* _Set exercise_:
Without including the pictures, copy out every line below.

++++ The input ++++

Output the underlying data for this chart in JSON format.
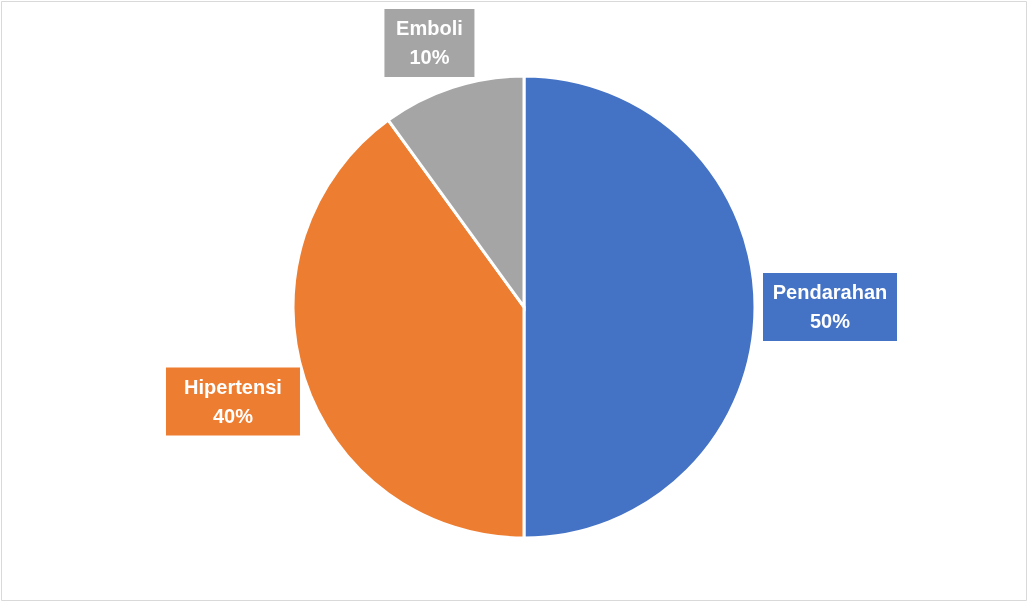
{
  "chart_data": {
    "type": "pie",
    "categories": [
      "Pendarahan",
      "Hipertensi",
      "Emboli"
    ],
    "values": [
      50,
      40,
      10
    ],
    "colors": [
      "#4472c4",
      "#ed7d31",
      "#a5a5a5"
    ],
    "value_labels": [
      "50%",
      "40%",
      "10%"
    ]
  }
}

++++

* _Answer to the problem_:
Output the underlying data for this chart in JSON format.
{
  "chart_data": {
    "type": "pie",
    "categories": [
      "Pendarahan",
      "Hipertensi",
      "Emboli"
    ],
    "values": [
      50,
      40,
      10
    ],
    "colors": [
      "#4472c4",
      "#ed7d31",
      "#a5a5a5"
    ],
    "value_labels": [
      "50%",
      "40%",
      "10%"
    ]
  }
}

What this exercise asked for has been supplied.